*SET PROBLEM*:
Could you write out every record below exactly, leaving out any pictures?

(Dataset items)
★ ★ ★ ★ ★ ★ ★

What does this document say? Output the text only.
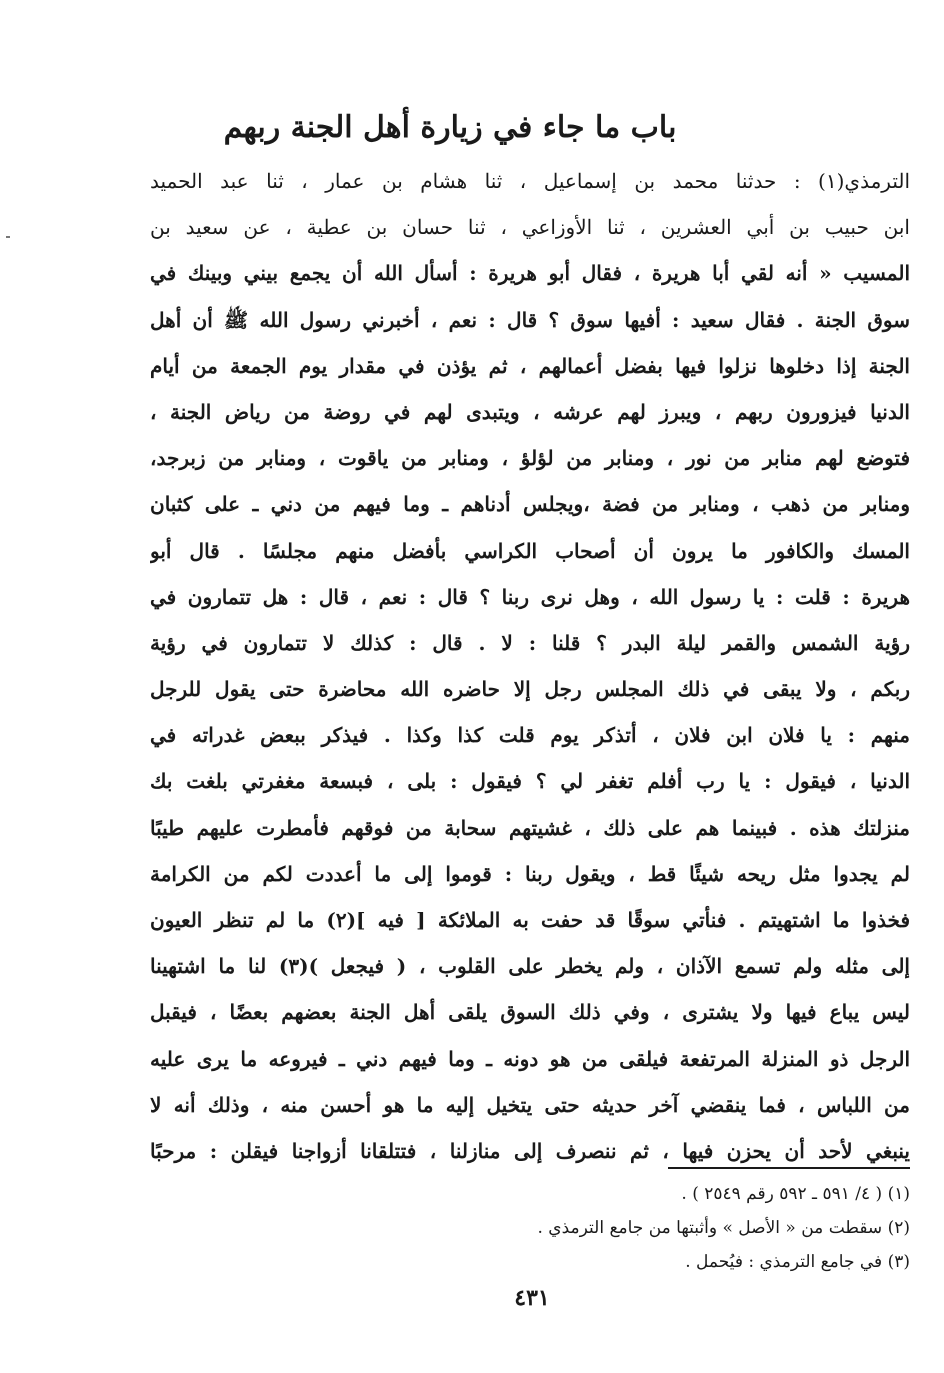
باب ما جاء في زيارة أهل الجنة ربهم
الترمذي(١) : حدثنا محمد بن إسماعيل ، ثنا هشام بن عمار ، ثنا عبد الحميد
ابن حبيب بن أبي العشرين ، ثنا الأوزاعي ، ثنا حسان بن عطية ، عن سعيد بن
المسيب « أنه لقي أبا هريرة ، فقال أبو هريرة : أسأل الله أن يجمع بيني وبينك في
سوق الجنة . فقال سعيد : أفيها سوق ؟ قال : نعم ، أخبرني رسول الله ﷺ أن أهل
الجنة إذا دخلوها نزلوا فيها بفضل أعمالهم ، ثم يؤذن في مقدار يوم الجمعة من أيام
الدنيا فيزورون ربهم ، ويبرز لهم عرشه ، ويتبدى لهم في روضة من رياض الجنة ،
فتوضع لهم منابر من نور ، ومنابر من لؤلؤ ، ومنابر من ياقوت ، ومنابر من زبرجد،
ومنابر من ذهب ، ومنابر من فضة ،ويجلس أدناهم ـ وما فيهم من دني ـ على كثبان
المسك والكافور ما يرون أن أصحاب الكراسي بأفضل منهم مجلسًا . قال أبو
هريرة : قلت : يا رسول الله ، وهل نرى ربنا ؟ قال : نعم ، قال : هل تتمارون في
رؤية الشمس والقمر ليلة البدر ؟ قلنا : لا . قال : كذلك لا تتمارون في رؤية
ربكم ، ولا يبقى في ذلك المجلس رجل إلا حاضره الله محاضرة حتى يقول للرجل
منهم : يا فلان ابن فلان ، أتذكر يوم قلت كذا وكذا . فيذكر ببعض غدراته في
الدنيا ، فيقول : يا رب أفلم تغفر لي ؟ فيقول : بلى ، فبسعة مغفرتي بلغت بك
منزلتك هذه . فبينما هم على ذلك ، غشيتهم سحابة من فوقهم فأمطرت عليهم طيبًا
لم يجدوا مثل ريحه شيئًا قط ، ويقول ربنا : قوموا إلى ما أعددت لكم من الكرامة
فخذوا ما اشتهيتم . فنأتي سوقًا قد حفت به الملائكة [ فيه ](٢) ما لم تنظر العيون
إلى مثله ولم تسمع الآذان ، ولم يخطر على القلوب ، ( فيجعل )(٣) لنا ما اشتهينا
ليس يباع فيها ولا يشترى ، وفي ذلك السوق يلقى أهل الجنة بعضهم بعضًا ، فيقبل
الرجل ذو المنزلة المرتفعة فيلقى من هو دونه ـ وما فيهم دني ـ فيروعه ما يرى عليه
من اللباس ، فما ينقضي آخر حديثه حتى يتخيل إليه ما هو أحسن منه ، وذلك أنه لا
ينبغي لأحد أن يحزن فيها ، ثم ننصرف إلى منازلنا ، فتتلقانا أزواجنا فيقلن : مرحبًا
(١) ( ٤/ ٥٩١ ـ ٥٩٢ رقم ٢٥٤٩ ) .
(٢) سقطت من « الأصل » وأثبتها من جامع الترمذي .
(٣) في جامع الترمذي : فيُحمل .
٤٣١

★ ★ ★ ★ ★ ★ ★

*EXERCISE OUTPUT*:
What does this document say? Output the text only.
باب ما جاء في زيارة أهل الجنة ربهم
الترمذي(١) : حدثنا محمد بن إسماعيل ، ثنا هشام بن عمار ، ثنا عبد الحميد
ابن حبيب بن أبي العشرين ، ثنا الأوزاعي ، ثنا حسان بن عطية ، عن سعيد بن
المسيب « أنه لقي أبا هريرة ، فقال أبو هريرة : أسأل الله أن يجمع بيني وبينك في
سوق الجنة . فقال سعيد : أفيها سوق ؟ قال : نعم ، أخبرني رسول الله ﷺ أن أهل
الجنة إذا دخلوها نزلوا فيها بفضل أعمالهم ، ثم يؤذن في مقدار يوم الجمعة من أيام
الدنيا فيزورون ربهم ، ويبرز لهم عرشه ، ويتبدى لهم في روضة من رياض الجنة ،
فتوضع لهم منابر من نور ، ومنابر من لؤلؤ ، ومنابر من ياقوت ، ومنابر من زبرجد،
ومنابر من ذهب ، ومنابر من فضة ،ويجلس أدناهم ـ وما فيهم من دني ـ على كثبان
المسك والكافور ما يرون أن أصحاب الكراسي بأفضل منهم مجلسًا . قال أبو
هريرة : قلت : يا رسول الله ، وهل نرى ربنا ؟ قال : نعم ، قال : هل تتمارون في
رؤية الشمس والقمر ليلة البدر ؟ قلنا : لا . قال : كذلك لا تتمارون في رؤية
ربكم ، ولا يبقى في ذلك المجلس رجل إلا حاضره الله محاضرة حتى يقول للرجل
منهم : يا فلان ابن فلان ، أتذكر يوم قلت كذا وكذا . فيذكر ببعض غدراته في
الدنيا ، فيقول : يا رب أفلم تغفر لي ؟ فيقول : بلى ، فبسعة مغفرتي بلغت بك
منزلتك هذه . فبينما هم على ذلك ، غشيتهم سحابة من فوقهم فأمطرت عليهم طيبًا
لم يجدوا مثل ريحه شيئًا قط ، ويقول ربنا : قوموا إلى ما أعددت لكم من الكرامة
فخذوا ما اشتهيتم . فنأتي سوقًا قد حفت به الملائكة [ فيه ](٢) ما لم تنظر العيون
إلى مثله ولم تسمع الآذان ، ولم يخطر على القلوب ، ( فيجعل )(٣) لنا ما اشتهينا
ليس يباع فيها ولا يشترى ، وفي ذلك السوق يلقى أهل الجنة بعضهم بعضًا ، فيقبل
الرجل ذو المنزلة المرتفعة فيلقى من هو دونه ـ وما فيهم دني ـ فيروعه ما يرى عليه
من اللباس ، فما ينقضي آخر حديثه حتى يتخيل إليه ما هو أحسن منه ، وذلك أنه لا
ينبغي لأحد أن يحزن فيها ، ثم ننصرف إلى منازلنا ، فتتلقانا أزواجنا فيقلن : مرحبًا
(١) ( ٤/ ٥٩١ ـ ٥٩٢ رقم ٢٥٤٩ ) .
(٢) سقطت من « الأصل » وأثبتها من جامع الترمذي .
(٣) في جامع الترمذي : فيُحمل .
٤٣١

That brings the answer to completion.